____ MATERIAL PROVIDED
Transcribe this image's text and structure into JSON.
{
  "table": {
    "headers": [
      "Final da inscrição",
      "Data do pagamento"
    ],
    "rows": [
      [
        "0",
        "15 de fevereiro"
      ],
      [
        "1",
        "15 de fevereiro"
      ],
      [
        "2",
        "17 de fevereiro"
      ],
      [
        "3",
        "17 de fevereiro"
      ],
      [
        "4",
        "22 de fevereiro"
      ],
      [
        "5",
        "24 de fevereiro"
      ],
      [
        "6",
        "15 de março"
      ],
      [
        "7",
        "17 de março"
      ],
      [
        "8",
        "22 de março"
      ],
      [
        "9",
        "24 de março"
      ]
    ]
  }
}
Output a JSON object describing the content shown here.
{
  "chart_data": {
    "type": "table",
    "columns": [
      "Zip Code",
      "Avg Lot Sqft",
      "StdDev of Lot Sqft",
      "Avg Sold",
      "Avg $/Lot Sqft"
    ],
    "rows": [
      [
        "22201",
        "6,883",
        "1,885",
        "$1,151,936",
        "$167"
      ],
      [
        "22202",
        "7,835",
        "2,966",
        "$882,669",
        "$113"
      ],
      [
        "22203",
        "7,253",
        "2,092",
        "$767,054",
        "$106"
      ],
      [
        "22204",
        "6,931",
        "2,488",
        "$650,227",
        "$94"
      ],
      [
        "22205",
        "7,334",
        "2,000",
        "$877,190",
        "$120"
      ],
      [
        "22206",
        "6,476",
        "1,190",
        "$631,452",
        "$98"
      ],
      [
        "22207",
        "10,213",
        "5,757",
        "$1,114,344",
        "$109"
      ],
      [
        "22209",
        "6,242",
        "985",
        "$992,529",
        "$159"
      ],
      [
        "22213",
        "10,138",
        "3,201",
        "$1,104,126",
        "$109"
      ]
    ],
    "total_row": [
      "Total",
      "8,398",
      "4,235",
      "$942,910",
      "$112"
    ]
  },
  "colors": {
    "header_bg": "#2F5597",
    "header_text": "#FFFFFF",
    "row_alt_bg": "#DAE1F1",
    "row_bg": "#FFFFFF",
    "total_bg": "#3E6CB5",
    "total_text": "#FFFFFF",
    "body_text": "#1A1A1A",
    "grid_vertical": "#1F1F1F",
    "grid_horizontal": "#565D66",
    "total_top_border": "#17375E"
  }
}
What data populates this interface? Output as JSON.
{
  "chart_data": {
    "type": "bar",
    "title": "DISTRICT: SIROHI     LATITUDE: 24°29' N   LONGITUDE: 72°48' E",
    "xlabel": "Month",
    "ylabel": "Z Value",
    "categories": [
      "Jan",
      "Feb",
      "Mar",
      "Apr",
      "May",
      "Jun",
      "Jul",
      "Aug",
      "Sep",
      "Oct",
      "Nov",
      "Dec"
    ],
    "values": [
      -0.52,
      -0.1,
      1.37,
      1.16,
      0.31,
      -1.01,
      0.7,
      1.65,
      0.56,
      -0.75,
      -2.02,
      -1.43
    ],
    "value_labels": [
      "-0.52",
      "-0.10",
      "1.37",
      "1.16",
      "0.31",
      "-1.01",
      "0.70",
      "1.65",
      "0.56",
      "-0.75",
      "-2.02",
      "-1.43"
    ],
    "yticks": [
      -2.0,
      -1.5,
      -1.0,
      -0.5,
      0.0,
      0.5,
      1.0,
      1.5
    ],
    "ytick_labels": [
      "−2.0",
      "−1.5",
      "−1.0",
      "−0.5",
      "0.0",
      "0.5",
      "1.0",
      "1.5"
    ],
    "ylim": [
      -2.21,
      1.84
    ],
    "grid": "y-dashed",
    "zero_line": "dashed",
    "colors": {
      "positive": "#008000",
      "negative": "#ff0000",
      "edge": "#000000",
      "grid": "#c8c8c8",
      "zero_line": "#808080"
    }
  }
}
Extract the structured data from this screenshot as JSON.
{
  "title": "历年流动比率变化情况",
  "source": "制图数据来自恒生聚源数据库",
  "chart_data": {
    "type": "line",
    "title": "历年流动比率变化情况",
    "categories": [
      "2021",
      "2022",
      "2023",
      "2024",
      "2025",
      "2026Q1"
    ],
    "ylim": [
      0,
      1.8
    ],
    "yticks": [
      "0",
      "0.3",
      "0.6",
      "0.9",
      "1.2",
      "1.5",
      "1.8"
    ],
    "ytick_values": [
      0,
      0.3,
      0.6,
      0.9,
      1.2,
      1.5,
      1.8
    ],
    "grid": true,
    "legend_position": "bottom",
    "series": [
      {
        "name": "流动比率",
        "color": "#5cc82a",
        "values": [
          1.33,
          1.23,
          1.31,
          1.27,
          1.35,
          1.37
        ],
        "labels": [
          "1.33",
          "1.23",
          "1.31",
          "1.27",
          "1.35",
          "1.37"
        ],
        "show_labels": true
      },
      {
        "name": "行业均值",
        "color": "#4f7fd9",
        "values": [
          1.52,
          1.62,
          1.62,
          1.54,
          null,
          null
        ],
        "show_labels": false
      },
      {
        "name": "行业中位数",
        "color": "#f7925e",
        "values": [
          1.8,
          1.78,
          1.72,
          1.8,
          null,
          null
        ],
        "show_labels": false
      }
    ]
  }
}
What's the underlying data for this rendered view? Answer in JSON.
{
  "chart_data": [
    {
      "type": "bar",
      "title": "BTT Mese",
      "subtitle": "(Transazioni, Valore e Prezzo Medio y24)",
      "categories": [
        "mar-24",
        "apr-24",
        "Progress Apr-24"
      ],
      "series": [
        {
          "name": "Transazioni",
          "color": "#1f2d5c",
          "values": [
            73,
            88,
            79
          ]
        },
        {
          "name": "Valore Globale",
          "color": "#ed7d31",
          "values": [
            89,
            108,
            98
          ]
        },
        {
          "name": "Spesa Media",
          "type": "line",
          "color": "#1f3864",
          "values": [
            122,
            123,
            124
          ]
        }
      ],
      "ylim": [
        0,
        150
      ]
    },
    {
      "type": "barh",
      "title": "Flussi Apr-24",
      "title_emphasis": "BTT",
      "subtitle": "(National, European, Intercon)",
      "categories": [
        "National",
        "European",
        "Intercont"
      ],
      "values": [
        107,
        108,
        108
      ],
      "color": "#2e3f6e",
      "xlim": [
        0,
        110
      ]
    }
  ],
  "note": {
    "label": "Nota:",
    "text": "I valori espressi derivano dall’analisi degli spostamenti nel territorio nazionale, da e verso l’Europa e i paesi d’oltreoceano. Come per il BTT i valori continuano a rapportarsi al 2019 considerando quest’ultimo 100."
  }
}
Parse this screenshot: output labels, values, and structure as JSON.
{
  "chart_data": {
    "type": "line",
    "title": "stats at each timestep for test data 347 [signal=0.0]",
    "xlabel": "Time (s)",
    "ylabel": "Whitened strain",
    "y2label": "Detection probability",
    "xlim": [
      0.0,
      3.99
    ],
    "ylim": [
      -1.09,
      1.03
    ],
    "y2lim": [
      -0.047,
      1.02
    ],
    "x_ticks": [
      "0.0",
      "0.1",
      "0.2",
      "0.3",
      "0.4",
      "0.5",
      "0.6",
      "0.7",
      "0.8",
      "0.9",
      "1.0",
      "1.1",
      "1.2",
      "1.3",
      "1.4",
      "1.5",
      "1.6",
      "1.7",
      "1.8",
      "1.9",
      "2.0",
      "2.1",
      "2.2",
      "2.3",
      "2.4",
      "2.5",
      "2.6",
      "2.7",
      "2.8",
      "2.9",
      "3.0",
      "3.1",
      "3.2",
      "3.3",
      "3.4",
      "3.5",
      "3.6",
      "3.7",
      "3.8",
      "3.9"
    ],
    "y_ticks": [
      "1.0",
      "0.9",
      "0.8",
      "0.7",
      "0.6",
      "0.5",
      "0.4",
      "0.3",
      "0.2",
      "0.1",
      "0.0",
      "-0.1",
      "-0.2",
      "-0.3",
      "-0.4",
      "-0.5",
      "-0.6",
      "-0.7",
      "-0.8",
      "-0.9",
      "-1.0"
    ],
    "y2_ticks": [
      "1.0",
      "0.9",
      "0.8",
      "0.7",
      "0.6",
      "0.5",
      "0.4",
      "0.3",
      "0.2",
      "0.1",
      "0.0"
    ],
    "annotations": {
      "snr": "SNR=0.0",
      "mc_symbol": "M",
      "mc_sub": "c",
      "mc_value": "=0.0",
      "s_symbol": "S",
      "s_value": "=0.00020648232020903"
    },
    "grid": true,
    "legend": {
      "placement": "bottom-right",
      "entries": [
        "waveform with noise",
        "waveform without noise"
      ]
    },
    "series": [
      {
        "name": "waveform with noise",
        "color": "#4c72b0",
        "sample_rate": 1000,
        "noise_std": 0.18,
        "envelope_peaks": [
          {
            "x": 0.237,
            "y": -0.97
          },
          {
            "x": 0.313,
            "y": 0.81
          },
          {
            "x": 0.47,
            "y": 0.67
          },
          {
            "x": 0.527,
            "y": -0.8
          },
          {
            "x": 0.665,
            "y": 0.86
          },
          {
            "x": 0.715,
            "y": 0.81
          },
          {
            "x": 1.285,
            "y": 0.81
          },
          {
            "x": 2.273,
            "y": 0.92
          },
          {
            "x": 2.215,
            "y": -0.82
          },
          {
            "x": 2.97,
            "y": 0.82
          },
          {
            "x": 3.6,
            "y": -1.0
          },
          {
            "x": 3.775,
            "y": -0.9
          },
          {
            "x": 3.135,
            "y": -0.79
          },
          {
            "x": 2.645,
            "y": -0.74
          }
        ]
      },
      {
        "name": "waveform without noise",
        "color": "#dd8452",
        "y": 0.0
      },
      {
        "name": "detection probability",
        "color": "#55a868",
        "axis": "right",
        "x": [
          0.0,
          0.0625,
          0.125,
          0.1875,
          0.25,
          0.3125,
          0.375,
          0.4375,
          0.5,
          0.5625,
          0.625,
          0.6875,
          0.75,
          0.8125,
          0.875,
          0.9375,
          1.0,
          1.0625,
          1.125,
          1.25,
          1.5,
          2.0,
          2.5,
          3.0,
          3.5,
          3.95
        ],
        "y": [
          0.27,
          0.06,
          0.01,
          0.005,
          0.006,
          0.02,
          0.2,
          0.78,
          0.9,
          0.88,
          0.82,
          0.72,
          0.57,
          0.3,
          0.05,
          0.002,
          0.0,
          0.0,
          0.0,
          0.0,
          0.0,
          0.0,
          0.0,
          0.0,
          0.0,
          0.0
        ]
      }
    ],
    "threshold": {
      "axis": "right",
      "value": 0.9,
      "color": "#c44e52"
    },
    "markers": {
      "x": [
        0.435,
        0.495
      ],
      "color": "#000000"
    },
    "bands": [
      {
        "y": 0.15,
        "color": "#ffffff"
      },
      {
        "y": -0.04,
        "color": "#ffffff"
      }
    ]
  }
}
________
• _TASK GOAL_
Check each line of the entries for the string "bottom". Copy the lines that have it.

• _REPLY TO THE TASK_
    "legend_position": "bottom",
      "placement": "bottom-right",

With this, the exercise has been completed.